Telco Customer Retention Analysis

1. Introduction and Problem Statement

1.1. Project Goal

Customer attrition, where customers cease doing business with a company, is a major challenge for telecommunication providers. It is widely recognized that retaining existing customers is significantly more cost-effective than acquiring new ones. Therefore, understanding the key factors that drive customer churn is crucial for developing targeted and effective retention strategies.

The primary goal of this project is to perform a comprehensive analysis of the “Telco Customer Churn” dataset to identify the key drivers of customer attrition. We aim to answer the following business questions:

What are the primary demographic and account-level factors associated with customer churn?
How does a customer’s service usage and tenure relate to their likelihood of churning?
Can we build a predictive model to accurately identify customers who are at a high risk of churning?

1.2. Loading the Data

The analysis begins by loading the dataset from the WA_Fn-UseC_-Telco-Customer-Churn.csv file.

# Load the dataset using read_csv from the tidyverse package
df <- read_csv("WA_Fn-UseC_-Telco-Customer-Churn.csv")

# Conditionally format the table based on the output type (HTML vs PDF)
if (knitr::is_latex_output()) {
  
  # For PDF output, select fewer columns to ensure the table fits on the page
  df_head_pdf <- head(df) %>%
    select(customerID, gender, tenure, Contract, MonthlyCharges, Churn)
  
  kable(df_head_pdf, caption = "First 6 Rows of the Telco Dataset (Selected Columns)", booktabs = TRUE) %>%
    kable_styling(latex_options = c("striped", "scale_down"), full_width = FALSE)
    
} else {
  # For HTML output, display the full table with better styling
  kable(head(df), caption = "First 6 Rows of the Telco Dataset") %>%
    kable_styling(bootstrap_options = c("striped", "hover"), full_width = FALSE) %>%
    scroll_box(width = "100%")

Stored items:
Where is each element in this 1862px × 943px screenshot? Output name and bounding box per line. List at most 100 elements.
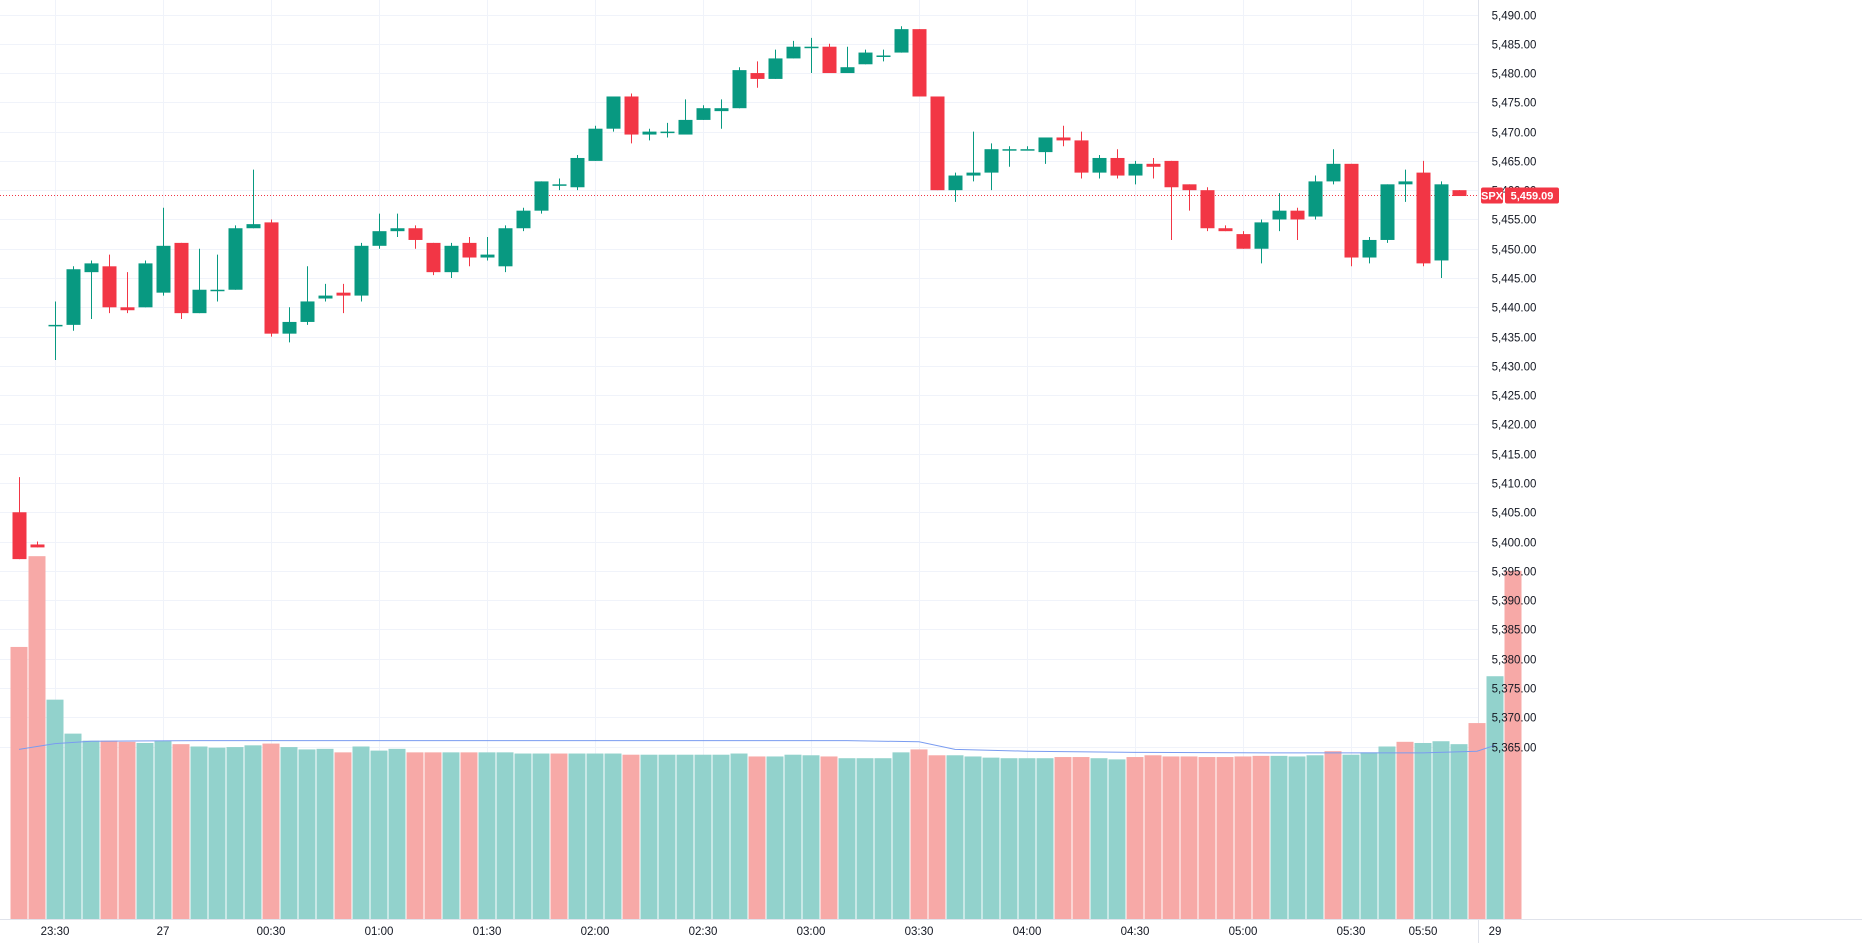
candle [390, 213, 405, 238]
candle [552, 178, 567, 191]
candle [912, 29, 927, 97]
candle [570, 155, 585, 191]
volume-bar [802, 755, 820, 919]
volume-bar [1252, 755, 1270, 919]
candle [1164, 160, 1179, 240]
volume-bar [676, 754, 694, 919]
candle-body [1272, 210, 1287, 220]
volume-bar [406, 752, 424, 919]
candle-body [30, 544, 45, 548]
candle-body [858, 52, 873, 65]
price-tick-label: 5,410.00 [1492, 479, 1537, 491]
candle-body [534, 181, 549, 211]
candle-body [660, 131, 675, 134]
volume-bar [1090, 758, 1108, 919]
candle [930, 96, 945, 191]
volume-bar [712, 754, 730, 919]
volume-bar [658, 754, 676, 919]
time-tick-label: 05:00 [1229, 926, 1258, 938]
candle [660, 122, 675, 138]
candle [984, 143, 999, 191]
candle [1182, 184, 1197, 211]
candle-body [1290, 210, 1305, 220]
candle-body [1254, 222, 1269, 249]
volume-bar [568, 753, 586, 919]
candle [480, 237, 495, 261]
volume-bar [856, 758, 874, 919]
candle-body [1164, 160, 1179, 188]
candle [1434, 181, 1449, 279]
candle-body [138, 263, 153, 308]
volume-bar [1324, 751, 1342, 919]
price-tick-label: 5,385.00 [1492, 625, 1537, 637]
volume-bar [1162, 756, 1180, 919]
candle [714, 99, 729, 129]
time-tick-label: 03:00 [797, 926, 826, 938]
volume-bar [190, 746, 208, 919]
candle-body [1092, 157, 1107, 173]
candle [1218, 225, 1233, 232]
time-axis[interactable]: 23:30 27 00:30 01:00 01:30 02:00 02:30 03:00 03:… [41, 926, 1502, 938]
price-tick-label: 5,445.00 [1492, 274, 1537, 286]
candle-body [804, 46, 819, 49]
candle-body [48, 324, 63, 327]
volume-bar [1486, 676, 1504, 919]
candle [804, 37, 819, 74]
volume-bar [334, 752, 352, 919]
candle [300, 266, 315, 325]
candle-body [1146, 163, 1161, 167]
candle [318, 283, 333, 302]
candle [732, 67, 747, 109]
candle [1110, 149, 1125, 179]
candle-body [1038, 137, 1053, 153]
price-tick-label: 5,430.00 [1492, 362, 1537, 374]
price-tick-label: 5,420.00 [1492, 420, 1537, 432]
candle-body [876, 55, 891, 57]
candle-body [120, 307, 135, 311]
candle-body [1074, 140, 1089, 173]
volume-bar [550, 753, 568, 919]
price-tick-label: 5,450.00 [1492, 245, 1537, 257]
candle [66, 266, 81, 331]
price-tick-label: 5,395.00 [1492, 567, 1537, 579]
volume-bar [640, 754, 658, 919]
price-tick-label: 5,380.00 [1492, 655, 1537, 667]
candlestick-series [12, 26, 1467, 560]
volume-bar [586, 753, 604, 919]
candle-body [66, 269, 81, 325]
volume-bar [64, 733, 82, 919]
candle-body [588, 128, 603, 161]
candle [1074, 131, 1089, 179]
candle [624, 93, 639, 144]
candle [1038, 137, 1053, 164]
time-tick-label: 23:30 [41, 926, 70, 938]
candle [858, 49, 873, 65]
price-tick-label: 5,465.00 [1492, 157, 1537, 169]
price-tick-label: 5,425.00 [1492, 391, 1537, 403]
volume-bar [748, 756, 766, 919]
candle-body [1056, 137, 1071, 141]
candle-body [768, 58, 783, 79]
symbol-tag-label: SPX [1481, 191, 1504, 203]
volume-bar [838, 758, 856, 919]
candle [588, 125, 603, 161]
candle-body [516, 210, 531, 229]
volume-bar [1504, 570, 1522, 919]
candle [876, 49, 891, 62]
volume-bar [1180, 756, 1198, 919]
candle [1092, 155, 1107, 179]
candle [1254, 219, 1269, 264]
candle-body [426, 242, 441, 273]
candle [1128, 160, 1143, 185]
candle [750, 61, 765, 88]
price-tick-label: 5,475.00 [1492, 98, 1537, 110]
candle-body [462, 242, 477, 258]
candle [462, 237, 477, 267]
candle [30, 541, 45, 548]
candle [156, 207, 171, 296]
candle [894, 26, 909, 53]
candle [408, 225, 423, 249]
candle-body [1326, 163, 1341, 182]
candle-body [1362, 239, 1377, 258]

[OBJECTIVES]
a: Can you print the portion of the churn analysis starting at "Customer attrition, where" and ending at "effective retention strategies."?
b: Could you proceed with the telco churn analysis from the point where it stops?

[ANSWERS TO THE PROBLEMS]
a:
Customer attrition, where customers cease doing business with a company, is a major challenge for telecommunication providers. It is widely recognized that retaining existing customers is significantly more cost-effective than acquiring new ones. Therefore, understanding the key factors that drive customer churn is crucial for developing targeted and effective retention strategies.

b:
}

First 6 Rows of the Telco Dataset
customerID	gender	Partner	Dependents	tenure	PhoneService	MultipleLines	InternetService	OnlineSecurity	OnlineBackup	DeviceProtection	TechSupport	StreamingTV	StreamingMovies	Contract	PaperlessBilling	PaymentMethod	MonthlyCharges	TotalCharges	Churn
7590-VHVEG	Female	Yes	No	1	No	No phone service	DSL	No	Yes	No	No	No	No	Month-to-month	Yes	Electronic check	29.85	29.85	No
5575-GNVDE	Male	No	No	34	Yes	No	DSL	Yes	No	Yes	No	No	No	One year	No	Mailed check	56.95	1889.50	No
3668-QPYBK	Male	No	No	2	Yes	No	DSL	Yes	Yes	No	No	No	No	Month-to-month	Yes	Mailed check	53.85	108.15	Yes
7795-CFOCW	Male	No	No	45	No	No phone service	DSL	Yes	No	Yes	Yes	No	No	One year	No	Bank transfer (automatic)	42.30	1840.75	No
9237-HQITU	Female	No	No	2	Yes	No	Fiber optic	No	No	No	No	No	No	Month-to-month	Yes	Electronic check	70.70	151.65	Yes
9305-CDSKC	Female	No	No	8	Yes	Yes	Fiber optic	No	No	Yes	No	Yes	Yes	Month-to-month	Yes	Electronic check	99.65	820.50	Yes

2. Data Cleaning and Preprocessing

A critical first step in any analysis is to ensure the data is clean, consistent, and ready for exploration and modeling. This involves inspecting data types, handling missing values, and making necessary transformations.

2.1. Initial Data Inspection

We begin by examining the structure of the dataset to understand its dimensions and variable types.

# str() provides a compact, readable summary of the dataframe's structure
str(df)

## spc_tbl_ [7,043 × 21] (S3: spec_tbl_df/tbl_df/tbl/data.frame)
##  $ customerID      : chr [1:7043] "7590-VHVEG" "5575-GNVDE" "3668-QPYBK" "7795-CFOCW" ...
##  $ gender          : chr [1:7043] "Female" "Male" "Male" "Male" ...
##  $ SeniorCitizen   : num [1:7043] 0 0 0 0 0 0 0 0 0 0 ...
##  $ Partner         : chr [1:7043] "Yes" "No" "No" "No" ...
##  $ Dependents      : chr [1:7043] "No" "No" "No" "No" ...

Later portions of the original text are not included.